##### Given data
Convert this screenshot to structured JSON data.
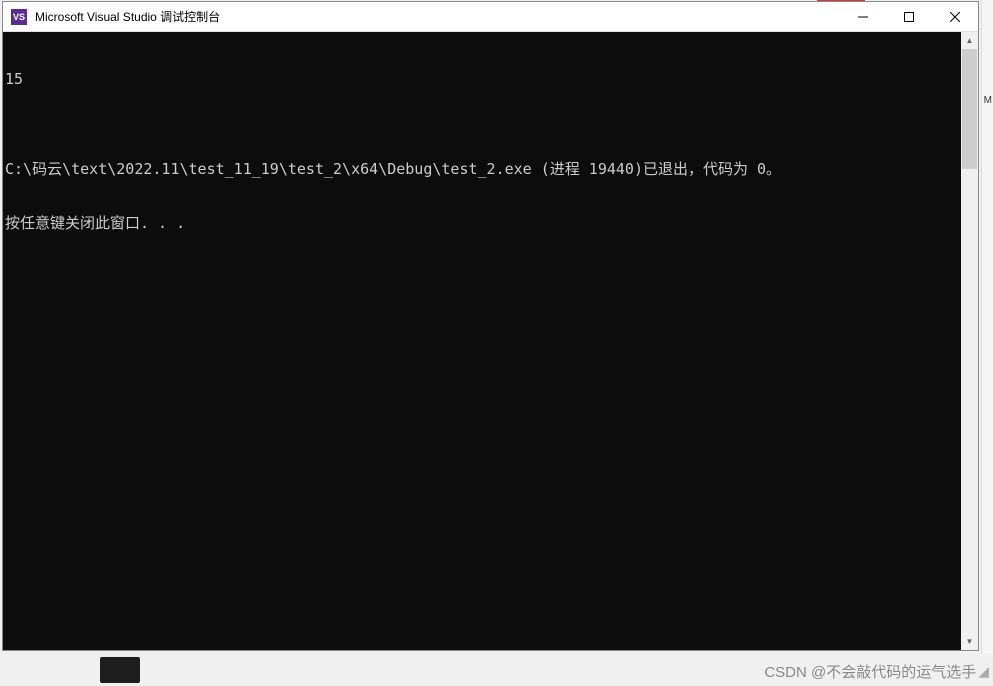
{
  "titlebar": {
    "icon_label": "VS",
    "title": "Microsoft Visual Studio 调试控制台"
  },
  "console": {
    "lines": [
      "15",
      "",
      "C:\\码云\\text\\2022.11\\test_11_19\\test_2\\x64\\Debug\\test_2.exe (进程 19440)已退出，代码为 0。",
      "按任意键关闭此窗口. . ."
    ]
  },
  "watermark": {
    "text": "CSDN @不会敲代码的运气选手"
  },
  "right_edge": {
    "char": "M"
  }
}
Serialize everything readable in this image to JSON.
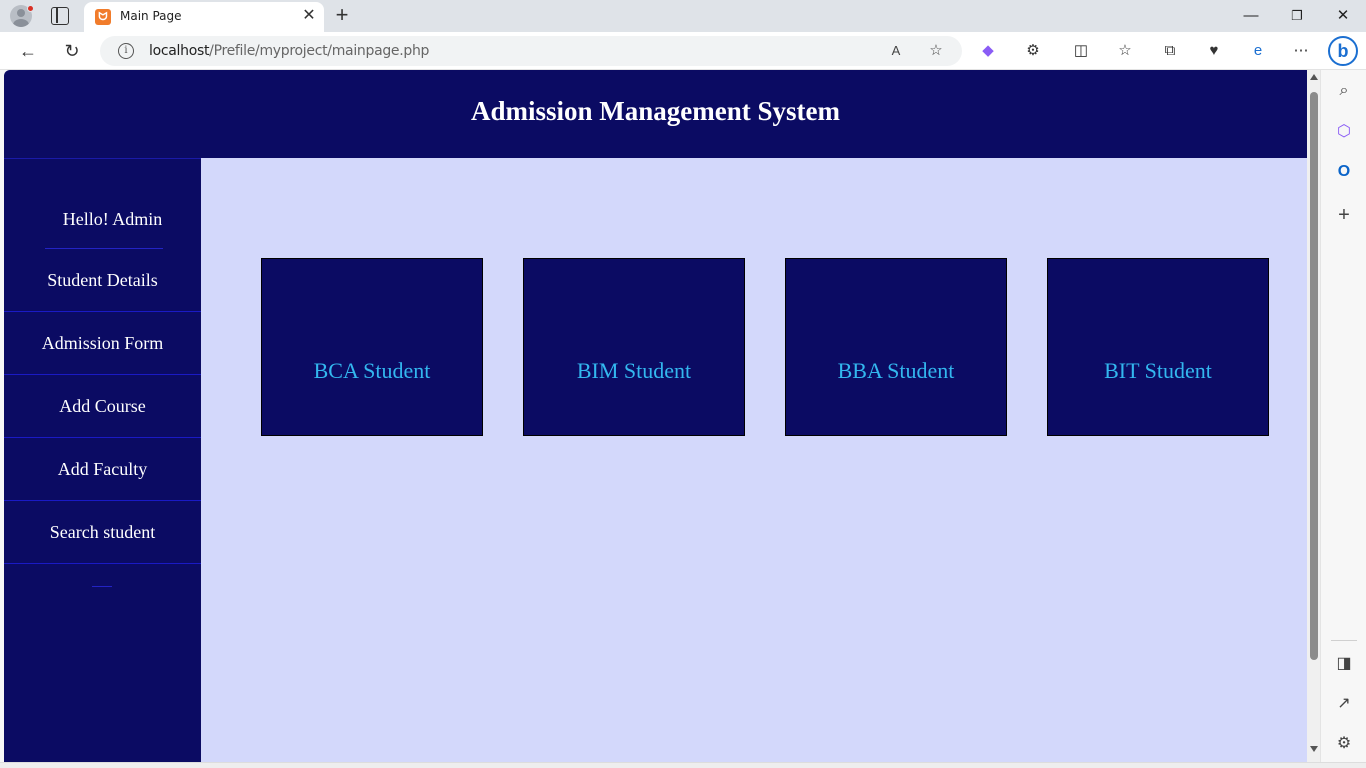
{
  "browser": {
    "tab_title": "Main Page",
    "tab_favicon": "xampp-icon",
    "url_host": "localhost",
    "url_path": "/Prefile/myproject/mainpage.php"
  },
  "page": {
    "title": "Admission Management System",
    "greeting": "Hello! Admin",
    "menu": [
      {
        "label": "Student Details"
      },
      {
        "label": "Admission Form"
      },
      {
        "label": "Add Course"
      },
      {
        "label": "Add Faculty"
      },
      {
        "label": "Search student"
      }
    ],
    "cards": [
      {
        "label": "BCA Student"
      },
      {
        "label": "BIM Student"
      },
      {
        "label": "BBA Student"
      },
      {
        "label": "BIT Student"
      }
    ]
  },
  "colors": {
    "header_bg": "#0b0b63",
    "content_bg": "#d3d8fb",
    "card_text": "#33b7ef",
    "menu_divider": "#1a1ac4"
  }
}
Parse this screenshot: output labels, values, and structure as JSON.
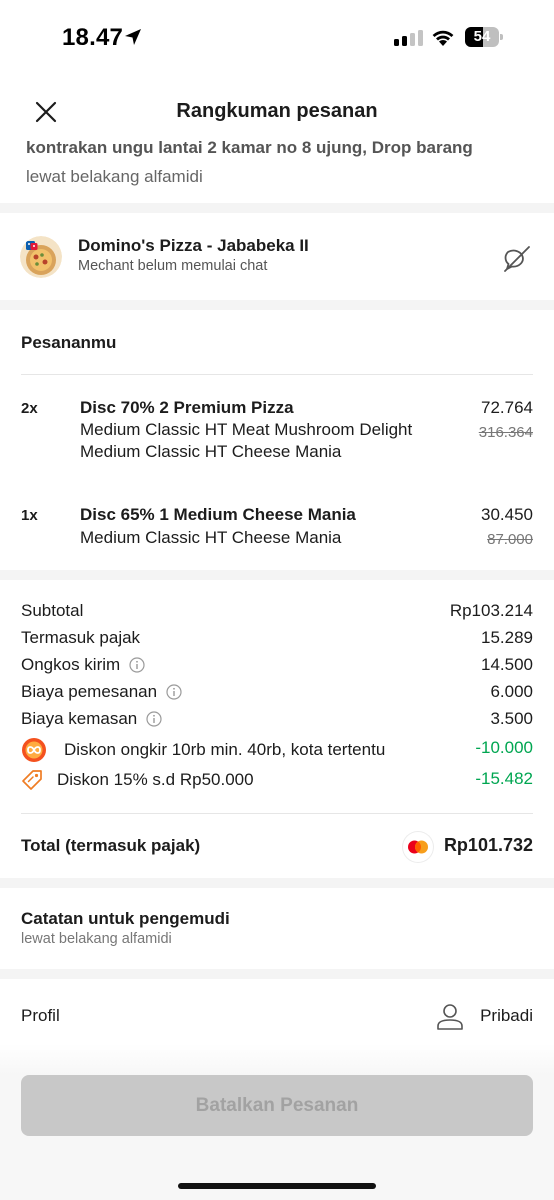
{
  "status_bar": {
    "time": "18.47",
    "battery": "54",
    "battery_level": 0.54
  },
  "header": {
    "title": "Rangkuman pesanan"
  },
  "address": {
    "line1_clipped": "kontrakan ungu lantai 2 kamar no 8 ujung, Drop barang",
    "line2": "lewat belakang alfamidi"
  },
  "merchant": {
    "name": "Domino's Pizza - Jababeka II",
    "status": "Mechant belum memulai chat"
  },
  "order": {
    "title": "Pesananmu",
    "items": [
      {
        "qty": "2x",
        "name": "Disc 70% 2 Premium Pizza",
        "desc": [
          "Medium Classic HT Meat Mushroom Delight",
          "Medium Classic HT Cheese Mania"
        ],
        "price": "72.764",
        "original_price": "316.364"
      },
      {
        "qty": "1x",
        "name": "Disc 65% 1 Medium Cheese Mania",
        "desc": [
          "Medium Classic HT Cheese Mania"
        ],
        "price": "30.450",
        "original_price": "87.000"
      }
    ]
  },
  "summary": {
    "rows": [
      {
        "label": "Subtotal",
        "value": "Rp103.214"
      },
      {
        "label": "Termasuk pajak",
        "value": "15.289"
      },
      {
        "label": "Ongkos kirim",
        "value": "14.500"
      },
      {
        "label": "Biaya pemesanan",
        "value": "6.000"
      },
      {
        "label": "Biaya kemasan",
        "value": "3.500"
      }
    ],
    "discounts": [
      {
        "label": "Diskon ongkir 10rb min. 40rb, kota tertentu",
        "value": "-10.000"
      },
      {
        "label": "Diskon 15% s.d Rp50.000",
        "value": "-15.482"
      }
    ],
    "total_label": "Total (termasuk pajak)",
    "total_value": "Rp101.732"
  },
  "driver_note": {
    "title": "Catatan untuk pengemudi",
    "text": "lewat belakang alfamidi"
  },
  "profile": {
    "label": "Profil",
    "value": "Pribadi"
  },
  "actions": {
    "cancel_label": "Batalkan Pesanan"
  },
  "colors": {
    "discount_green": "#00a651",
    "disabled_button": "#c8c8c8",
    "disabled_text": "#a2a2a2"
  }
}
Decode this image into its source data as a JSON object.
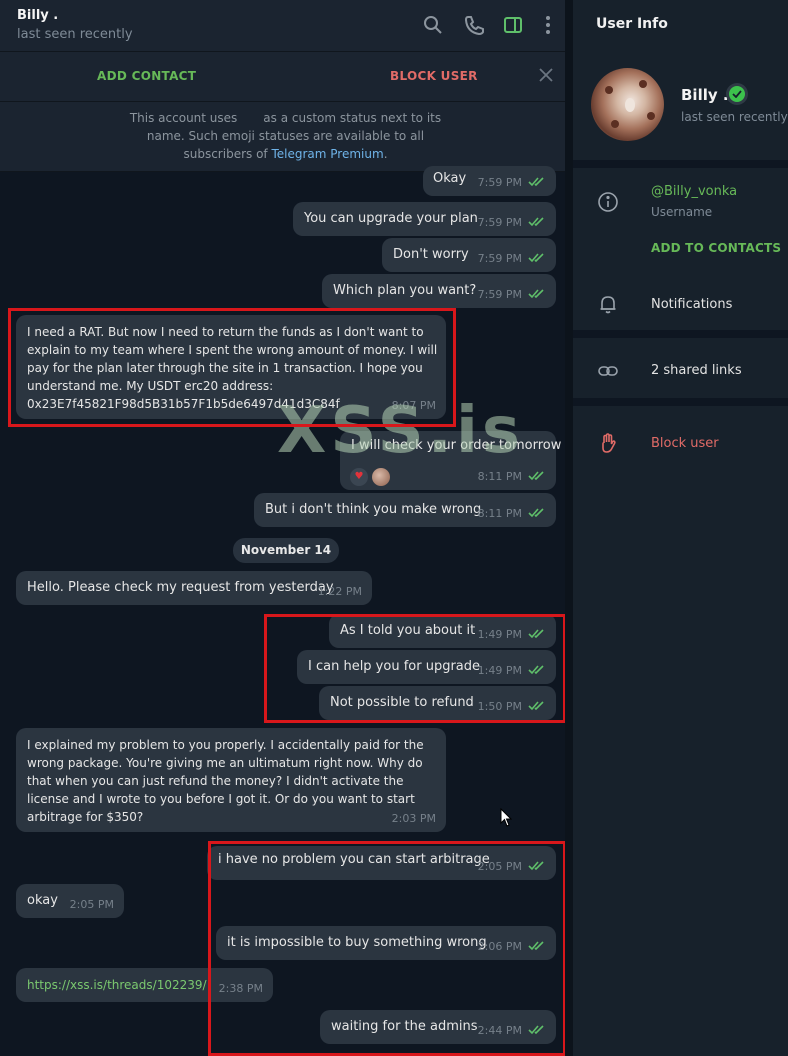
{
  "chat": {
    "name": "Billy .",
    "status": "last seen recently",
    "add_contact": "ADD CONTACT",
    "block_user": "BLOCK USER",
    "premium_note": {
      "line1a": "This account uses",
      "line1b": "as a custom status next to its",
      "line2": "name. Such emoji statuses are available to all",
      "line3a": "subscribers of",
      "link": "Telegram Premium",
      "line3b": "."
    },
    "date_divider": "November 14",
    "watermark": "XSS.is",
    "messages": [
      {
        "dir": "out",
        "text": "Okay",
        "time": "7:59 PM"
      },
      {
        "dir": "out",
        "text": "You can upgrade your plan",
        "time": "7:59 PM"
      },
      {
        "dir": "out",
        "text": "Don't worry",
        "time": "7:59 PM"
      },
      {
        "dir": "out",
        "text": "Which plan you want?",
        "time": "7:59 PM"
      },
      {
        "dir": "in",
        "text": "I need a RAT. But now I need to return the funds as I don't want to\nexplain to my team where I spent the wrong amount of money. I will\npay for the plan later through the site in 1 transaction. I hope you\nunderstand me. My USDT erc20 address:\n0x23E7f45821F98d5B31b57F1b5de6497d41d3C84f",
        "time": "8:07 PM"
      },
      {
        "dir": "out",
        "text": "I will check your order tomorrow",
        "time": "8:11 PM"
      },
      {
        "dir": "out",
        "text": "But i don't think you make wrong",
        "time": "8:11 PM"
      },
      {
        "dir": "in",
        "text": "Hello. Please check my request from yesterday",
        "time": "1:22 PM"
      },
      {
        "dir": "out",
        "text": "As I told you about it",
        "time": "1:49 PM"
      },
      {
        "dir": "out",
        "text": "I can help you for upgrade",
        "time": "1:49 PM"
      },
      {
        "dir": "out",
        "text": "Not possible to refund",
        "time": "1:50 PM"
      },
      {
        "dir": "in",
        "text": "I explained my problem to you properly. I accidentally paid for the\nwrong package. You're giving me an ultimatum right now. Why do\nthat when you can just refund the money? I didn't activate the\nlicense and I wrote to you before I got it. Or do you want to start\narbitrage for $350?",
        "time": "2:03 PM"
      },
      {
        "dir": "out",
        "text": "i have no problem you can start arbitrage",
        "time": "2:05 PM"
      },
      {
        "dir": "in",
        "text": "okay",
        "time": "2:05 PM"
      },
      {
        "dir": "out",
        "text": "it is impossible to buy something wrong",
        "time": "2:06 PM"
      },
      {
        "dir": "in",
        "text": "https://xss.is/threads/102239/",
        "time": "2:38 PM"
      },
      {
        "dir": "out",
        "text": "waiting for the admins",
        "time": "2:44 PM"
      }
    ]
  },
  "info": {
    "title": "User Info",
    "name": "Billy .",
    "status": "last seen recently",
    "username": "@Billy_vonka",
    "username_label": "Username",
    "add_to_contacts": "ADD TO CONTACTS",
    "notifications": "Notifications",
    "shared_links": "2 shared links",
    "block_user": "Block user"
  },
  "colors": {
    "accent_green": "#67b958",
    "danger_red": "#e16b67",
    "highlight_box": "#d8171b",
    "check_green": "#5fbf6a"
  }
}
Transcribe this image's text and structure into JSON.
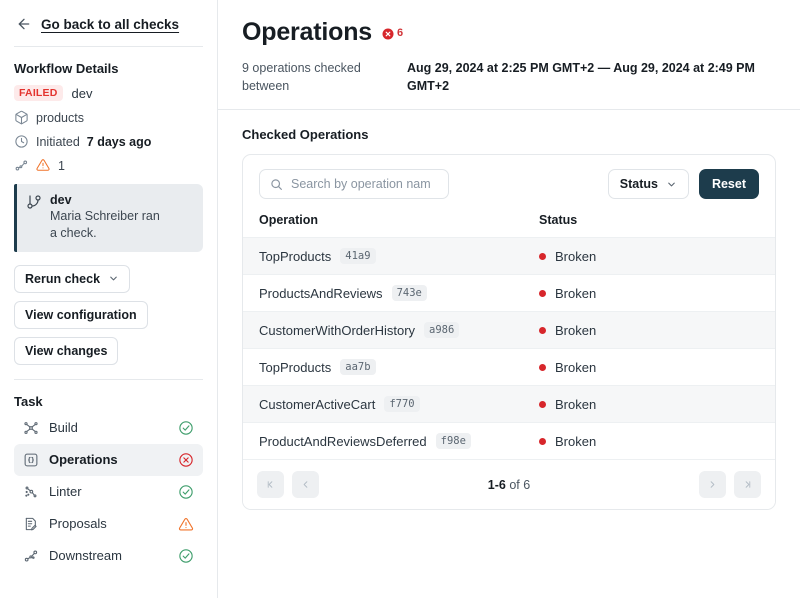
{
  "sidebar": {
    "back_link": "Go back to all checks",
    "workflow_details_title": "Workflow Details",
    "status_badge": "FAILED",
    "branch": "dev",
    "graph_name": "products",
    "initiated_prefix": "Initiated",
    "initiated_value": "7 days ago",
    "downstream_count": "1",
    "info_card": {
      "title": "dev",
      "subtitle": "Maria Schreiber ran a check."
    },
    "buttons": {
      "rerun": "Rerun check",
      "view_configuration": "View configuration",
      "view_changes": "View changes"
    },
    "task_title": "Task",
    "tasks": [
      {
        "label": "Build",
        "icon": "build-icon",
        "status": "success"
      },
      {
        "label": "Operations",
        "icon": "operations-icon",
        "status": "error"
      },
      {
        "label": "Linter",
        "icon": "linter-icon",
        "status": "success"
      },
      {
        "label": "Proposals",
        "icon": "proposals-icon",
        "status": "warning"
      },
      {
        "label": "Downstream",
        "icon": "downstream-icon",
        "status": "success"
      }
    ]
  },
  "main": {
    "title": "Operations",
    "error_count": "6",
    "summary_left": "9 operations checked between",
    "summary_right": "Aug 29, 2024 at 2:25 PM GMT+2 — Aug 29, 2024 at 2:49 PM GMT+2",
    "panel_title": "Checked Operations",
    "search_placeholder": "Search by operation nam",
    "search_value": "",
    "status_filter_label": "Status",
    "reset_label": "Reset",
    "columns": {
      "operation": "Operation",
      "status": "Status"
    },
    "rows": [
      {
        "name": "TopProducts",
        "hash": "41a9",
        "status": "Broken"
      },
      {
        "name": "ProductsAndReviews",
        "hash": "743e",
        "status": "Broken"
      },
      {
        "name": "CustomerWithOrderHistory",
        "hash": "a986",
        "status": "Broken"
      },
      {
        "name": "TopProducts",
        "hash": "aa7b",
        "status": "Broken"
      },
      {
        "name": "CustomerActiveCart",
        "hash": "f770",
        "status": "Broken"
      },
      {
        "name": "ProductAndReviewsDeferred",
        "hash": "f98e",
        "status": "Broken"
      }
    ],
    "pagination": {
      "range": "1-6",
      "of_label": "of",
      "total": "6"
    }
  },
  "colors": {
    "danger": "#d7262b",
    "success": "#3f9e6c",
    "warning": "#f0732a",
    "accent_dark": "#1d3c4c",
    "failed_badge_bg": "#fdeaea",
    "failed_badge_fg": "#e3342f"
  }
}
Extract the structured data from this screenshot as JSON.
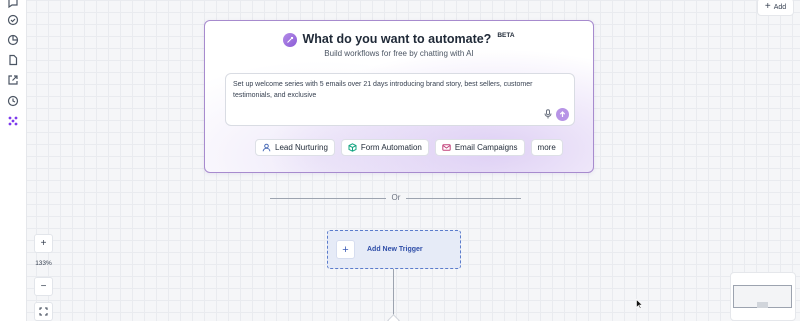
{
  "toolbar": {
    "add_label": "Add"
  },
  "sidebar": {
    "icons": [
      "chat-icon",
      "check-circle-icon",
      "pie-chart-icon",
      "file-icon",
      "share-icon",
      "history-icon",
      "workflow-icon"
    ]
  },
  "ai_builder": {
    "title": "What do you want to automate?",
    "badge": "BETA",
    "subtitle": "Build workflows for free by chatting with AI",
    "prompt_text": "Set up welcome series with 5 emails over 21 days introducing brand story, best sellers, customer testimonials, and exclusive",
    "accent_color": "#a78bce",
    "chips": [
      {
        "label": "Lead Nurturing",
        "icon": "user-icon"
      },
      {
        "label": "Form Automation",
        "icon": "cube-icon"
      },
      {
        "label": "Email Campaigns",
        "icon": "mail-icon"
      },
      {
        "label": "more",
        "icon": ""
      }
    ]
  },
  "divider": {
    "label": "Or"
  },
  "trigger": {
    "label": "Add New Trigger",
    "accent_color": "#2f4ea8"
  },
  "zoom": {
    "level": "133%",
    "in_label": "+",
    "out_label": "−"
  }
}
##########
**Task goal:** Determine how many lines of the listing above hold the word "plan". Report that number without anything else.

**Solution to this task:** 3